GOAL
Retype the listing that follows, exactly as written.

THE RECORDS
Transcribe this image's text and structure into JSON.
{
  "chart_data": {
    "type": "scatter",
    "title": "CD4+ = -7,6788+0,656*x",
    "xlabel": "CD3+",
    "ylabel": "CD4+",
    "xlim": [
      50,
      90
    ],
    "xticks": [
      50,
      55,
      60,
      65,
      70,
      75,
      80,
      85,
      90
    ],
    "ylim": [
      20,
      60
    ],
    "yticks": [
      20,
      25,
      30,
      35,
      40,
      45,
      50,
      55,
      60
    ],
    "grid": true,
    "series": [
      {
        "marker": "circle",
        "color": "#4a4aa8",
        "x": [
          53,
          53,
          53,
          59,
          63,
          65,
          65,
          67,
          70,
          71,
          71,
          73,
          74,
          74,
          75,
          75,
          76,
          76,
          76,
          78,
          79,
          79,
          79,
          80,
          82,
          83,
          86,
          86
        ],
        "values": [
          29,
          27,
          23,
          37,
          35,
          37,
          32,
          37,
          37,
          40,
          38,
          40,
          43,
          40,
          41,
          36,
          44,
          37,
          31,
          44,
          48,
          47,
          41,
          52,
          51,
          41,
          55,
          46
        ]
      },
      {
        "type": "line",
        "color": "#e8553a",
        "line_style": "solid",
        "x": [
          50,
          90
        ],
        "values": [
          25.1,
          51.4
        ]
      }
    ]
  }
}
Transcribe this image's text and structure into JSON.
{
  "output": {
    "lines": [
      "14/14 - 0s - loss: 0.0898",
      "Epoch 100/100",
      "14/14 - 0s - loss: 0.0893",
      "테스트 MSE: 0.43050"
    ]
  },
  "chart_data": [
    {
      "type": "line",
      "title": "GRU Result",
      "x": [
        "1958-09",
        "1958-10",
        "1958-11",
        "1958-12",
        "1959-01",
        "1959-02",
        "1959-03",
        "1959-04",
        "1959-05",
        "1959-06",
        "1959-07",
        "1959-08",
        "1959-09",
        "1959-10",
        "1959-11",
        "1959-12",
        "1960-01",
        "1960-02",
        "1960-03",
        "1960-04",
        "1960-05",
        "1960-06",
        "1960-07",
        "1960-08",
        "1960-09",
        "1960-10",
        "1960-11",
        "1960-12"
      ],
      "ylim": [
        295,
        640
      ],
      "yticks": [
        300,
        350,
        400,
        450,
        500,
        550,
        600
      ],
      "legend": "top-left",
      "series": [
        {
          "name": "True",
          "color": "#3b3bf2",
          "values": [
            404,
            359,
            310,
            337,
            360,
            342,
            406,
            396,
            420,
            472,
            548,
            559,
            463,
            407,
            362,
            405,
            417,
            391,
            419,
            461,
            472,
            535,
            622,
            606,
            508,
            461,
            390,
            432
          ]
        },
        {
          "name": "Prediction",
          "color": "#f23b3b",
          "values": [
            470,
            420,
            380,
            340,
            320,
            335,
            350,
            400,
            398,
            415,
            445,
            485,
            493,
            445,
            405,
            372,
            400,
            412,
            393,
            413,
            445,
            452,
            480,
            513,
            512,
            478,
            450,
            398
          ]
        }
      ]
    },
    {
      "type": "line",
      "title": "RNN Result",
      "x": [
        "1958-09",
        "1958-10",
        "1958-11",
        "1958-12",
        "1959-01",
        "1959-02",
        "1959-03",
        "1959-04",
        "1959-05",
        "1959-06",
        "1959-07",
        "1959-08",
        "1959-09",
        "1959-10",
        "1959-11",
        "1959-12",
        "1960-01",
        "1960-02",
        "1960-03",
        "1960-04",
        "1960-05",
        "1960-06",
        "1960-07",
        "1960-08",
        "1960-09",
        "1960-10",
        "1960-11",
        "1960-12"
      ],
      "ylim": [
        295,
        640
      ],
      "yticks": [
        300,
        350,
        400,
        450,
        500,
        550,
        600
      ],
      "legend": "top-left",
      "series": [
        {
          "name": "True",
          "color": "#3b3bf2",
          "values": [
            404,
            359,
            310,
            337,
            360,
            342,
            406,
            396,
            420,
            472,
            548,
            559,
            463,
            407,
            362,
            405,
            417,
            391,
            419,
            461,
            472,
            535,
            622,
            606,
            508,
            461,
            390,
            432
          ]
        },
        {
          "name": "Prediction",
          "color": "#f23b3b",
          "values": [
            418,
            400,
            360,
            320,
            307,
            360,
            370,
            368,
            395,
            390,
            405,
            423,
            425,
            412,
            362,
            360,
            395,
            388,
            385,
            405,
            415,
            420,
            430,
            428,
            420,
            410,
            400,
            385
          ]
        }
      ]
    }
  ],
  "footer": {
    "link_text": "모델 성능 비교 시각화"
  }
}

CORRECT OUTPUT
Transcribe this image's text and structure into JSON.
{
  "chart_data": {
    "type": "scatter",
    "title": "CD4+ = -7,6788+0,656*x",
    "xlabel": "CD3+",
    "ylabel": "CD4+",
    "xlim": [
      50,
      90
    ],
    "xticks": [
      50,
      55,
      60,
      65,
      70,
      75,
      80,
      85,
      90
    ],
    "ylim": [
      20,
      60
    ],
    "yticks": [
      20,
      25,
      30,
      35,
      40,
      45,
      50,
      55,
      60
    ],
    "grid": true,
    "series": [
      {
        "marker": "circle",
        "color": "#4a4aa8",
        "x": [
          53,
          53,
          53,
          59,
          63,
          65,
          65,
          67,
          70,
          71,
          71,
          73,
          74,
          74,
          75,
          75,
          76,
          76,
          76,
          78,
          79,
          79,
          79,
          80,
          82,
          83,
          86,
          86
        ],
        "values": [
          29,
          27,
          23,
          37,
          35,
          37,
          32,
          37,
          37,
          40,
          38,
          40,
          43,
          40,
          41,
          36,
          44,
          37,
          31,
          44,
          48,
          47,
          41,
          52,
          51,
          41,
          55,
          46
        ]
      },
      {
        "type": "line",
        "color": "#e8553a",
        "line_style": "solid",
        "x": [
          50,
          90
        ],
        "values": [
          25.1,
          51.4
        ]
      }
    ]
  }
}
Transcribe this image's text and structure into JSON.
{
  "output": {
    "lines": [
      "14/14 - 0s - loss: 0.0898",
      "Epoch 100/100",
      "14/14 - 0s - loss: 0.0893",
      "테스트 MSE: 0.43050"
    ]
  },
  "chart_data": [
    {
      "type": "line",
      "title": "GRU Result",
      "x": [
        "1958-09",
        "1958-10",
        "1958-11",
        "1958-12",
        "1959-01",
        "1959-02",
        "1959-03",
        "1959-04",
        "1959-05",
        "1959-06",
        "1959-07",
        "1959-08",
        "1959-09",
        "1959-10",
        "1959-11",
        "1959-12",
        "1960-01",
        "1960-02",
        "1960-03",
        "1960-04",
        "1960-05",
        "1960-06",
        "1960-07",
        "1960-08",
        "1960-09",
        "1960-10",
        "1960-11",
        "1960-12"
      ],
      "ylim": [
        295,
        640
      ],
      "yticks": [
        300,
        350,
        400,
        450,
        500,
        550,
        600
      ],
      "legend": "top-left",
      "series": [
        {
          "name": "True",
          "color": "#3b3bf2",
          "values": [
            404,
            359,
            310,
            337,
            360,
            342,
            406,
            396,
            420,
            472,
            548,
            559,
            463,
            407,
            362,
            405,
            417,
            391,
            419,
            461,
            472,
            535,
            622,
            606,
            508,
            461,
            390,
            432
          ]
        },
        {
          "name": "Prediction",
          "color": "#f23b3b",
          "values": [
            470,
            420,
            380,
            340,
            320,
            335,
            350,
            400,
            398,
            415,
            445,
            485,
            493,
            445,
            405,
            372,
            400,
            412,
            393,
            413,
            445,
            452,
            480,
            513,
            512,
            478,
            450,
            398
          ]
        }
      ]
    },
    {
      "type": "line",
      "title": "RNN Result",
      "x": [
        "1958-09",
        "1958-10",
        "1958-11",
        "1958-12",
        "1959-01",
        "1959-02",
        "1959-03",
        "1959-04",
        "1959-05",
        "1959-06",
        "1959-07",
        "1959-08",
        "1959-09",
        "1959-10",
        "1959-11",
        "1959-12",
        "1960-01",
        "1960-02",
        "1960-03",
        "1960-04",
        "1960-05",
        "1960-06",
        "1960-07",
        "1960-08",
        "1960-09",
        "1960-10",
        "1960-11",
        "1960-12"
      ],
      "ylim": [
        295,
        640
      ],
      "yticks": [
        300,
        350,
        400,
        450,
        500,
        550,
        600
      ],
      "legend": "top-left",
      "series": [
        {
          "name": "True",
          "color": "#3b3bf2",
          "values": [
            404,
            359,
            310,
            337,
            360,
            342,
            406,
            396,
            420,
            472,
            548,
            559,
            463,
            407,
            362,
            405,
            417,
            391,
            419,
            461,
            472,
            535,
            622,
            606,
            508,
            461,
            390,
            432
          ]
        },
        {
          "name": "Prediction",
          "color": "#f23b3b",
          "values": [
            418,
            400,
            360,
            320,
            307,
            360,
            370,
            368,
            395,
            390,
            405,
            423,
            425,
            412,
            362,
            360,
            395,
            388,
            385,
            405,
            415,
            420,
            430,
            428,
            420,
            410,
            400,
            385
          ]
        }
      ]
    }
  ],
  "footer": {
    "link_text": "모델 성능 비교 시각화"
  }
}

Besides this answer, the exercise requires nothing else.